● JOB
Locate each line of the material that contains "жизни", then return it.

====

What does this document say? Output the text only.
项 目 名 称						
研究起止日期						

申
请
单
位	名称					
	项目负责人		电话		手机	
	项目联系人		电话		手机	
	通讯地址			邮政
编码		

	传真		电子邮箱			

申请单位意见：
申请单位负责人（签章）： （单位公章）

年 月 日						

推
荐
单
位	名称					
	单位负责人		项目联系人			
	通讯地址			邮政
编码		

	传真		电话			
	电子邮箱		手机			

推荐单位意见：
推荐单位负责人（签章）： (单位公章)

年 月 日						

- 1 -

====

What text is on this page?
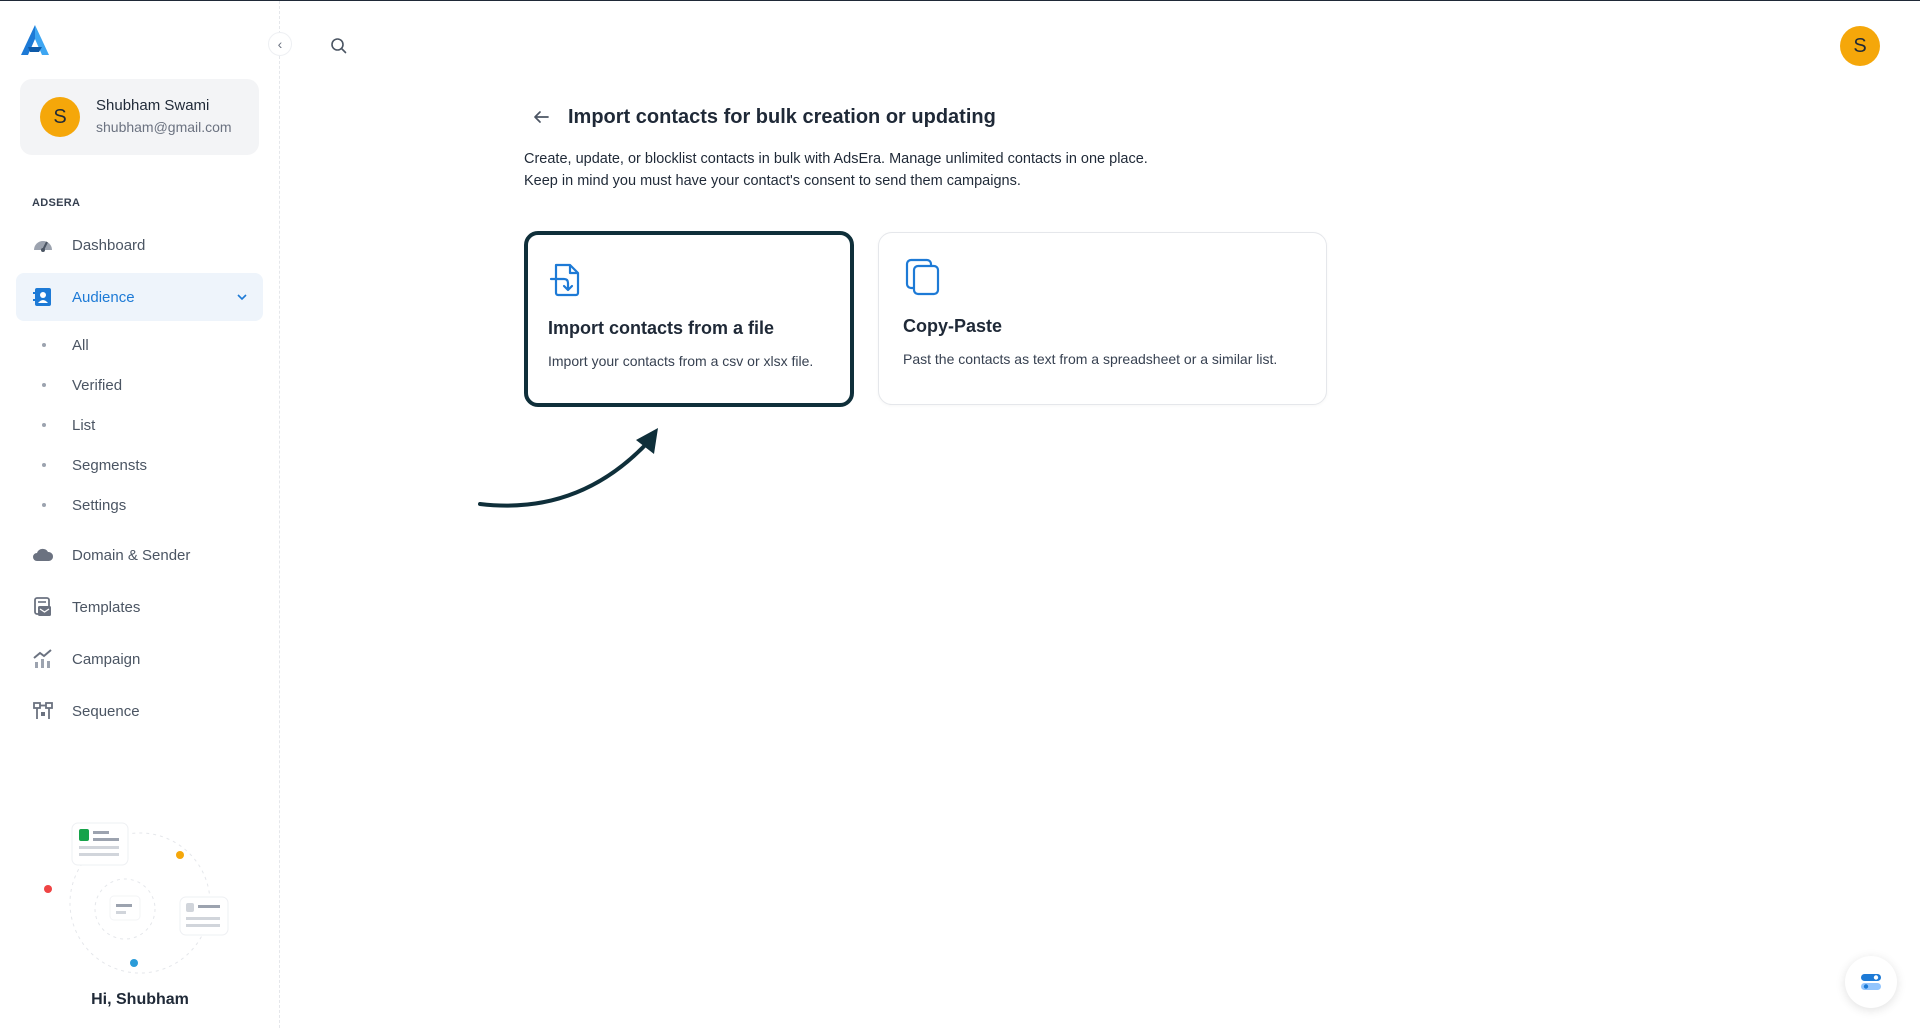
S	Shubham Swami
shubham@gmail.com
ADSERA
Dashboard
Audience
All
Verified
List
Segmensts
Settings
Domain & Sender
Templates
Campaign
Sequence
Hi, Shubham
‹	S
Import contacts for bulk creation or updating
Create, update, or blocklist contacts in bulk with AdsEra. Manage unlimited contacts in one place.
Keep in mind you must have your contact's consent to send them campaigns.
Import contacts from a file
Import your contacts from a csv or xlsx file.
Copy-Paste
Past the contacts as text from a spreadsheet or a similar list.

====

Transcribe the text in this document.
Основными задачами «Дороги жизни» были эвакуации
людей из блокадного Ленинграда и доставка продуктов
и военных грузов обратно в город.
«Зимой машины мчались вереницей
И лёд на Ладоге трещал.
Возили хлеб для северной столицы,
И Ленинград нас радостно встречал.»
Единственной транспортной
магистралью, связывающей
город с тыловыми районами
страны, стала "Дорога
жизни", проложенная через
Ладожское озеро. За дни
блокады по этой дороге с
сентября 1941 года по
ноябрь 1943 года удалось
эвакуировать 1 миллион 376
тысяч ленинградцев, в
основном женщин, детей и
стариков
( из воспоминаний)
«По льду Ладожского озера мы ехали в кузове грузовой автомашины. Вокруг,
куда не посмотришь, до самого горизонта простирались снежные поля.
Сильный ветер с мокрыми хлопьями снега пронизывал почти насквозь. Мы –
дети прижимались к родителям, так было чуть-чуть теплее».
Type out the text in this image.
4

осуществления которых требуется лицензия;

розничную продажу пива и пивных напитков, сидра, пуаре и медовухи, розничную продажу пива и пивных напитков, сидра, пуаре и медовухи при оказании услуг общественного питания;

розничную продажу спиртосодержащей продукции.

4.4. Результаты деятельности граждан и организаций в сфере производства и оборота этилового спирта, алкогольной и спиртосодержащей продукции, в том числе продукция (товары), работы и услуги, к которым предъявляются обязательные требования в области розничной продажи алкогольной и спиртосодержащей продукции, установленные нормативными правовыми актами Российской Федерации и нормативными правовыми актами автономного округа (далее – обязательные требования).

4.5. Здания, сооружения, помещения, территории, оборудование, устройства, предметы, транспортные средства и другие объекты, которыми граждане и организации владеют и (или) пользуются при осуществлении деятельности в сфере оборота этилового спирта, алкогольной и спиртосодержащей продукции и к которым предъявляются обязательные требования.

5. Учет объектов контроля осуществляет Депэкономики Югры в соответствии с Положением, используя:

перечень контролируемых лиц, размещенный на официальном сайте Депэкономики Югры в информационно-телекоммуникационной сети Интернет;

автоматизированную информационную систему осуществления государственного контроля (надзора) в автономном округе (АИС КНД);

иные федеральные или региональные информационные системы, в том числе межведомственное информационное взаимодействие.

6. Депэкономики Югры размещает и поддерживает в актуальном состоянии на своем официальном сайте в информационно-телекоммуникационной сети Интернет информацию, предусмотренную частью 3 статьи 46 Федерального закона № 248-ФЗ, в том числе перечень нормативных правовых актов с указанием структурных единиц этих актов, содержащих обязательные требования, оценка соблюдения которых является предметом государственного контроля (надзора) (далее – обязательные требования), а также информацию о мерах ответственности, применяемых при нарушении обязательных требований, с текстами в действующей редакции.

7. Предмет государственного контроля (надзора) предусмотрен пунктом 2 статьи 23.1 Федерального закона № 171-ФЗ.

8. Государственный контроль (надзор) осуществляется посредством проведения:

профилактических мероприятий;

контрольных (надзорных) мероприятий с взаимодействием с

====

● TASK SOLUTION
Основными задачами «Дороги жизни» были эвакуации
жизни", проложенная через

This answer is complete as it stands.